• [DO THIS]
Copy the part of the brake booster thread starting at "http://f2.pg.photos.yahoo.com/ph/jasonsed/album?.dir=/2e67" and ending at "problems. Good luck!", word for word.

• [DOCUMENT SECTION]

○ ○ ○ ○ ○ ○ ○

# Brake Booster Output Rod End Broke Off?



## netsatwork (Jan 2, 2003)

I was having a problem with my brakes feeling very soft and eventually giving out all together. It ended up being the master cylinder that had lost one of its mounting screws and disconnected from the brake booster. I changed the master cylinder over the weekend and after bleeding the brakes last night, the brakes are still soft. While cleaning the garage I found a piece on the ground. The link goes to a photo album with pictures. My assumption is that it's the tip of the brake booster output rod. Since the master cylinder was angled on the booster, I guess the rod was pushing against an uneven area and snapped off. Please let me know if this seems right to you guys and if so, can I replace the output rod without replacing the brake booster?

http://f2.pg.photos.yahoo.com/ph/jasonsed/album?.dir=/2e67


----------



## ReVerm (Jan 13, 2003)

You're right. That is the tip of the output rod from the brake booster. I'm not sure about rebuilding the brake booster. I don't know of anywhere where you can buy just the output rod, and a new replacement booster for your car is less than $100 from EverythingNissan.com.

Sorry to hear that you're having problems. Good luck!


----------



## netsatwork (Jan 2, 2003)

Thanks for the reply. Any thoughts on estimated time for the brake booster replacement? One guy at the dealer said three hours another said an hour. Considering how much has to be removed (Master cylinder, pedal, etc) and the brakes being re-bled, I'd lean towards three hours. Maybe they can do that stuff a hell of a lot faster than me though! I was quoted $83.50 for the brake booster and $89/hour labor.


----------



## ReVerm (Jan 13, 2003)

netsatwork said:


> Thanks for the reply. Any thoughts on estimated time for the brake booster replacement? One guy at the dealer said three hours another said an hour. Considering how much has to be removed (Master cylinder, pedal, etc) and the brakes being re-bled, I'd lean towards three hours. Maybe they can do that stuff a hell of a lot faster than me though! I was quoted $83.50 for the brake booster and $89/hour labor.


Ok, I just asked my roommate, a former mechanic. He estimates no more than an hour for brake booster replacement on a Sentra with a proficient mechanic (his personal estimate was 40 minutes max) with the right tools.


----------



## mdhimes (Feb 4, 2004)

○ ○ ○ ○ ○ ○ ○

Element placement data
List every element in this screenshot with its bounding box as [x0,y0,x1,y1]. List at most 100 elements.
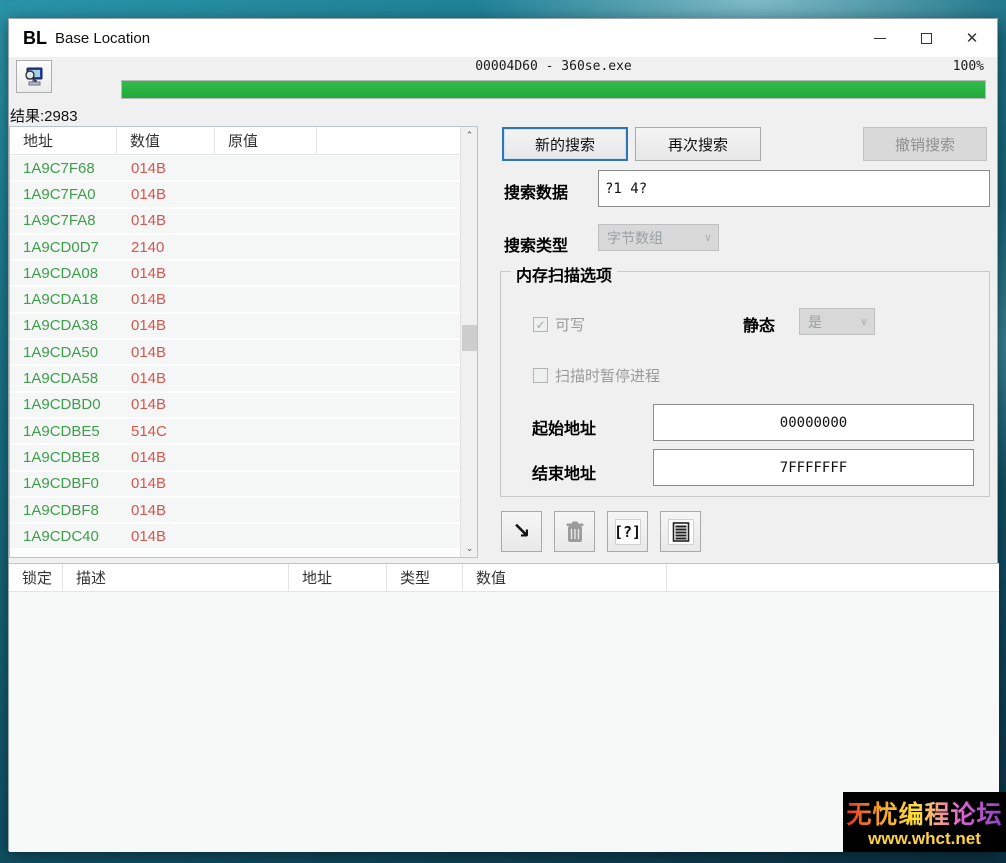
result-value: 014B [118,475,216,492]
writable-checkbox: ✓ [533,317,548,332]
result-row[interactable]: 1A9CDA50 014B [10,340,460,366]
column-header-value[interactable]: 数值 [463,564,667,591]
start-address-label: 起始地址 [532,415,596,439]
close-button[interactable]: ✕ [949,19,995,57]
result-row[interactable]: 1A9C7FA8 014B [10,209,460,235]
chevron-down-icon: ∨ [860,315,868,328]
chevron-down-icon: ∨ [704,231,712,244]
arrow-down-right-icon: ↘ [512,520,530,542]
bracket-question-icon: [?] [614,523,641,541]
result-row[interactable]: 1A9CDA18 014B [10,287,460,313]
search-data-label: 搜索数据 [504,179,568,203]
result-value: 2140 [118,239,216,256]
forum-watermark: 无忧编程论坛 www.whct.net [843,792,1006,852]
minimize-button[interactable] [857,19,903,57]
app-logo-icon: BL [23,28,47,49]
result-value: 014B [118,212,216,229]
next-search-button[interactable]: 再次搜索 [635,127,761,161]
column-header-address[interactable]: 地址 [10,127,117,154]
memory-scan-options-title: 内存扫描选项 [511,262,617,286]
result-value: 014B [118,160,216,177]
result-address: 1A9CD0D7 [23,239,118,256]
writable-label: 可写 [555,314,585,335]
static-dropdown: 是 ∨ [799,308,875,335]
end-address-input[interactable] [653,449,974,486]
static-value: 是 [808,312,822,332]
unknown-value-search-button[interactable]: [?] [607,511,648,552]
watch-list-header-row: 锁定 描述 地址 类型 数值 [9,564,999,592]
result-row[interactable]: 1A9CDBE5 514C [10,419,460,445]
start-address-input[interactable] [653,404,974,441]
result-row[interactable]: 1A9C7F68 014B [10,156,460,182]
result-value: 014B [118,449,216,466]
progress-percent-label: 100% [953,59,984,74]
add-to-list-button[interactable]: ↘ [501,511,542,552]
column-header-type[interactable]: 类型 [387,564,463,591]
column-header-spacer [667,564,999,591]
maximize-icon [921,33,932,44]
trash-icon [564,520,586,544]
result-address: 1A9CDA38 [23,317,118,334]
result-row[interactable]: 1A9CDA08 014B [10,261,460,287]
writable-option: ✓ 可写 [533,314,585,335]
result-row[interactable]: 1A9CDBE8 014B [10,445,460,471]
result-address: 1A9C7F68 [23,160,118,177]
search-type-dropdown: 字节数组 ∨ [598,224,719,251]
result-value: 514C [118,423,216,440]
scrollbar-thumb[interactable] [462,325,477,351]
watermark-title: 无忧编程论坛 [846,795,1002,831]
result-address: 1A9CDA50 [23,344,118,361]
select-process-button[interactable] [16,60,52,93]
result-value: 014B [118,344,216,361]
result-value: 014B [118,291,216,308]
results-scrollbar[interactable]: ⌃ ⌄ [460,127,477,557]
result-row[interactable]: 1A9CDA58 014B [10,366,460,392]
titlebar: BL Base Location ✕ [9,19,997,57]
column-header-address[interactable]: 地址 [289,564,387,591]
pause-while-scan-option: 扫描时暂停进程 [533,365,660,386]
result-row[interactable]: 1A9CDBF0 014B [10,472,460,498]
pause-while-scan-label: 扫描时暂停进程 [555,365,660,386]
end-address-label: 结束地址 [532,460,596,484]
results-body: 1A9C7F68 014B 1A9C7FA0 014B 1A9C7FA8 014… [10,156,460,557]
pause-while-scan-checkbox [533,368,548,383]
result-value: 014B [118,186,216,203]
result-value: 014B [118,317,216,334]
desktop-background: BL Base Location ✕ 00004D60 - 3 [0,0,1006,863]
result-row[interactable]: 1A9CDA38 014B [10,314,460,340]
memory-scan-options-group: 内存扫描选项 ✓ 可写 静态 是 ∨ 扫描时暂停进程 起始地址 结束地址 [500,271,990,497]
scroll-up-icon[interactable]: ⌃ [461,127,478,144]
search-data-input[interactable] [598,170,990,207]
watermark-url: www.whct.net [868,829,981,849]
result-row[interactable]: 1A9CDBF8 014B [10,498,460,524]
result-row[interactable]: 1A9C7FA0 014B [10,182,460,208]
result-address: 1A9CDBE8 [23,449,118,466]
window-title: Base Location [55,30,150,47]
result-value: 014B [118,265,216,282]
app-window: BL Base Location ✕ 00004D60 - 3 [8,18,998,851]
new-search-button[interactable]: 新的搜索 [502,127,628,161]
result-row[interactable]: 1A9CDC40 014B [10,524,460,550]
column-header-description[interactable]: 描述 [63,564,289,591]
computer-icon [23,67,45,87]
result-address: 1A9CDBD0 [23,396,118,413]
window-controls: ✕ [857,19,995,57]
result-address: 1A9CDA08 [23,265,118,282]
results-header-row: 地址 数值 原值 [10,127,477,155]
attached-process-label: 00004D60 - 360se.exe [121,59,986,74]
minimize-icon [874,38,886,39]
result-address: 1A9CDBF0 [23,475,118,492]
result-value: 014B [118,396,216,413]
column-header-value[interactable]: 数值 [117,127,215,154]
scroll-down-icon[interactable]: ⌄ [461,540,478,557]
memory-view-button[interactable] [660,511,701,552]
results-count-label: 结果:2983 [10,105,78,126]
delete-results-button[interactable] [554,511,595,552]
result-row[interactable]: 1A9CDBD0 014B [10,393,460,419]
maximize-button[interactable] [903,19,949,57]
result-address: 1A9CDA58 [23,370,118,387]
scan-progress-bar [121,80,986,99]
column-header-lock[interactable]: 锁定 [9,564,63,591]
result-row[interactable]: 1A9CD0D7 2140 [10,235,460,261]
column-header-original[interactable]: 原值 [215,127,317,154]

○ ○ ○ ○ ○ ○ ○

• [THE REPLY]
http://f2.pg.photos.yahoo.com/ph/jasonsed/album?.dir=/2e67


----------



## ReVerm (Jan 13, 2003)

You're right. That is the tip of the output rod from the brake booster. I'm not sure about rebuilding the brake booster. I don't know of anywhere where you can buy just the output rod, and a new replacement booster for your car is less than $100 from EverythingNissan.com.

Sorry to hear that you're having problems. Good luck!